AIM =>
Return each line of the records with nothing changed, pictures excepted.
+---+
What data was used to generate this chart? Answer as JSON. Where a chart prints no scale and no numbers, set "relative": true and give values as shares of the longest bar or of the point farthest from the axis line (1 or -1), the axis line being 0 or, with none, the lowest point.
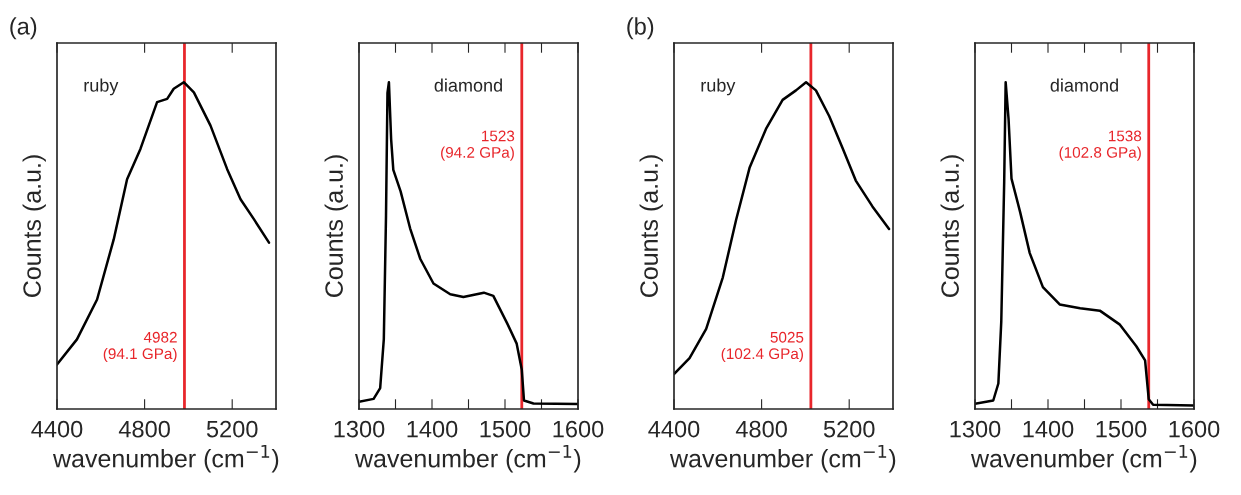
{
  "chart_data": [
    {
      "type": "line",
      "relative": true,
      "xlabel": "wavenumber (cm$^{−1}$)",
      "ylabel": "Counts (a.u.)",
      "xlim": [
        4400,
        5400
      ],
      "xticks": [
        4400,
        4800,
        5200
      ],
      "grid": false,
      "legend": false,
      "annotations": [
        "(a)",
        "ruby"
      ],
      "ref_lines": [
        {
          "axis": "x",
          "value": 4982,
          "label": "4982\n(94.1 GPa)",
          "color": "#e8262b"
        }
      ],
      "series": [
        {
          "color": "#000000",
          "x": [
            4400,
            4491,
            4583,
            4659,
            4720,
            4781,
            4857,
            4903,
            4933,
            4979,
            5025,
            5101,
            5177,
            5238,
            5299,
            5368
          ],
          "values": [
            0.136,
            0.213,
            0.335,
            0.519,
            0.703,
            0.796,
            0.939,
            0.949,
            0.98,
            1.0,
            0.969,
            0.867,
            0.734,
            0.642,
            0.581,
            0.509
          ]
        }
      ]
    },
    {
      "type": "line",
      "relative": true,
      "xlabel": "wavenumber (cm$^{−1}$)",
      "ylabel": "Counts (a.u.)",
      "xlim": [
        1300,
        1600
      ],
      "xticks": [
        1300,
        {
          "value": 1350,
          "label": null
        },
        1400,
        {
          "value": 1450,
          "label": null
        },
        1500,
        {
          "value": 1550,
          "label": null
        },
        1600
      ],
      "grid": false,
      "legend": false,
      "annotations": [
        "diamond"
      ],
      "ref_lines": [
        {
          "axis": "x",
          "value": 1523,
          "label": "1523\n(94.2 GPa)",
          "color": "#e8262b"
        }
      ],
      "series": [
        {
          "color": "#000000",
          "x": [
            1300,
            1320,
            1329,
            1334,
            1337,
            1339,
            1341,
            1344,
            1347,
            1357,
            1370,
            1384,
            1402,
            1425,
            1443,
            1471,
            1484,
            1503,
            1516,
            1523,
            1526,
            1539,
            1600
          ],
          "values": [
            0.022,
            0.031,
            0.064,
            0.214,
            0.591,
            0.967,
            1.0,
            0.826,
            0.732,
            0.666,
            0.553,
            0.459,
            0.384,
            0.351,
            0.343,
            0.356,
            0.346,
            0.262,
            0.2,
            0.12,
            0.026,
            0.017,
            0.015
          ]
        }
      ]
    },
    {
      "type": "line",
      "relative": true,
      "xlabel": "wavenumber (cm$^{−1}$)",
      "ylabel": "Counts (a.u.)",
      "xlim": [
        4400,
        5400
      ],
      "xticks": [
        4400,
        4800,
        5200
      ],
      "grid": false,
      "legend": false,
      "annotations": [
        "(b)",
        "ruby"
      ],
      "ref_lines": [
        {
          "axis": "x",
          "value": 5025,
          "label": "5025\n(102.4 GPa)",
          "color": "#e8262b"
        }
      ],
      "series": [
        {
          "color": "#000000",
          "x": [
            4400,
            4471,
            4547,
            4623,
            4684,
            4745,
            4820,
            4896,
            4957,
            5003,
            5048,
            5109,
            5170,
            5230,
            5306,
            5382
          ],
          "values": [
            0.107,
            0.156,
            0.245,
            0.403,
            0.58,
            0.738,
            0.857,
            0.946,
            0.975,
            1.0,
            0.975,
            0.896,
            0.798,
            0.699,
            0.62,
            0.551
          ]
        }
      ]
    },
    {
      "type": "line",
      "relative": true,
      "xlabel": "wavenumber (cm$^{−1}$)",
      "ylabel": "Counts (a.u.)",
      "xlim": [
        1300,
        1600
      ],
      "xticks": [
        1300,
        {
          "value": 1350,
          "label": null
        },
        1400,
        {
          "value": 1450,
          "label": null
        },
        1500,
        {
          "value": 1550,
          "label": null
        },
        1600
      ],
      "grid": false,
      "legend": false,
      "annotations": [
        "diamond"
      ],
      "ref_lines": [
        {
          "axis": "x",
          "value": 1538,
          "label": "1538\n(102.8 GPa)",
          "color": "#e8262b"
        }
      ],
      "series": [
        {
          "color": "#000000",
          "x": [
            1300,
            1325,
            1332,
            1336,
            1340,
            1342,
            1346,
            1350,
            1362,
            1375,
            1393,
            1416,
            1444,
            1471,
            1498,
            1521,
            1533,
            1538,
            1544,
            1600
          ],
          "values": [
            0.016,
            0.026,
            0.078,
            0.268,
            0.696,
            1.0,
            0.886,
            0.705,
            0.601,
            0.477,
            0.373,
            0.32,
            0.308,
            0.301,
            0.259,
            0.192,
            0.149,
            0.03,
            0.013,
            0.011
          ]
        }
      ]
    }
  ]
}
+---+
RESPONSE FOR THIS EXERCISE =>
What data was used to generate this chart? Answer as JSON. Where a chart prints no scale and no numbers, set "relative": true and give values as shares of the longest bar or of the point farthest from the axis line (1 or -1), the axis line being 0 or, with none, the lowest point.
{
  "chart_data": [
    {
      "type": "line",
      "relative": true,
      "xlabel": "wavenumber (cm$^{−1}$)",
      "ylabel": "Counts (a.u.)",
      "xlim": [
        4400,
        5400
      ],
      "xticks": [
        4400,
        4800,
        5200
      ],
      "grid": false,
      "legend": false,
      "annotations": [
        "(a)",
        "ruby"
      ],
      "ref_lines": [
        {
          "axis": "x",
          "value": 4982,
          "label": "4982\n(94.1 GPa)",
          "color": "#e8262b"
        }
      ],
      "series": [
        {
          "color": "#000000",
          "x": [
            4400,
            4491,
            4583,
            4659,
            4720,
            4781,
            4857,
            4903,
            4933,
            4979,
            5025,
            5101,
            5177,
            5238,
            5299,
            5368
          ],
          "values": [
            0.136,
            0.213,
            0.335,
            0.519,
            0.703,
            0.796,
            0.939,
            0.949,
            0.98,
            1.0,
            0.969,
            0.867,
            0.734,
            0.642,
            0.581,
            0.509
          ]
        }
      ]
    },
    {
      "type": "line",
      "relative": true,
      "xlabel": "wavenumber (cm$^{−1}$)",
      "ylabel": "Counts (a.u.)",
      "xlim": [
        1300,
        1600
      ],
      "xticks": [
        1300,
        {
          "value": 1350,
          "label": null
        },
        1400,
        {
          "value": 1450,
          "label": null
        },
        1500,
        {
          "value": 1550,
          "label": null
        },
        1600
      ],
      "grid": false,
      "legend": false,
      "annotations": [
        "diamond"
      ],
      "ref_lines": [
        {
          "axis": "x",
          "value": 1523,
          "label": "1523\n(94.2 GPa)",
          "color": "#e8262b"
        }
      ],
      "series": [
        {
          "color": "#000000",
          "x": [
            1300,
            1320,
            1329,
            1334,
            1337,
            1339,
            1341,
            1344,
            1347,
            1357,
            1370,
            1384,
            1402,
            1425,
            1443,
            1471,
            1484,
            1503,
            1516,
            1523,
            1526,
            1539,
            1600
          ],
          "values": [
            0.022,
            0.031,
            0.064,
            0.214,
            0.591,
            0.967,
            1.0,
            0.826,
            0.732,
            0.666,
            0.553,
            0.459,
            0.384,
            0.351,
            0.343,
            0.356,
            0.346,
            0.262,
            0.2,
            0.12,
            0.026,
            0.017,
            0.015
          ]
        }
      ]
    },
    {
      "type": "line",
      "relative": true,
      "xlabel": "wavenumber (cm$^{−1}$)",
      "ylabel": "Counts (a.u.)",
      "xlim": [
        4400,
        5400
      ],
      "xticks": [
        4400,
        4800,
        5200
      ],
      "grid": false,
      "legend": false,
      "annotations": [
        "(b)",
        "ruby"
      ],
      "ref_lines": [
        {
          "axis": "x",
          "value": 5025,
          "label": "5025\n(102.4 GPa)",
          "color": "#e8262b"
        }
      ],
      "series": [
        {
          "color": "#000000",
          "x": [
            4400,
            4471,
            4547,
            4623,
            4684,
            4745,
            4820,
            4896,
            4957,
            5003,
            5048,
            5109,
            5170,
            5230,
            5306,
            5382
          ],
          "values": [
            0.107,
            0.156,
            0.245,
            0.403,
            0.58,
            0.738,
            0.857,
            0.946,
            0.975,
            1.0,
            0.975,
            0.896,
            0.798,
            0.699,
            0.62,
            0.551
          ]
        }
      ]
    },
    {
      "type": "line",
      "relative": true,
      "xlabel": "wavenumber (cm$^{−1}$)",
      "ylabel": "Counts (a.u.)",
      "xlim": [
        1300,
        1600
      ],
      "xticks": [
        1300,
        {
          "value": 1350,
          "label": null
        },
        1400,
        {
          "value": 1450,
          "label": null
        },
        1500,
        {
          "value": 1550,
          "label": null
        },
        1600
      ],
      "grid": false,
      "legend": false,
      "annotations": [
        "diamond"
      ],
      "ref_lines": [
        {
          "axis": "x",
          "value": 1538,
          "label": "1538\n(102.8 GPa)",
          "color": "#e8262b"
        }
      ],
      "series": [
        {
          "color": "#000000",
          "x": [
            1300,
            1325,
            1332,
            1336,
            1340,
            1342,
            1346,
            1350,
            1362,
            1375,
            1393,
            1416,
            1444,
            1471,
            1498,
            1521,
            1533,
            1538,
            1544,
            1600
          ],
          "values": [
            0.016,
            0.026,
            0.078,
            0.268,
            0.696,
            1.0,
            0.886,
            0.705,
            0.601,
            0.477,
            0.373,
            0.32,
            0.308,
            0.301,
            0.259,
            0.192,
            0.149,
            0.03,
            0.013,
            0.011
          ]
        }
      ]
    }
  ]
}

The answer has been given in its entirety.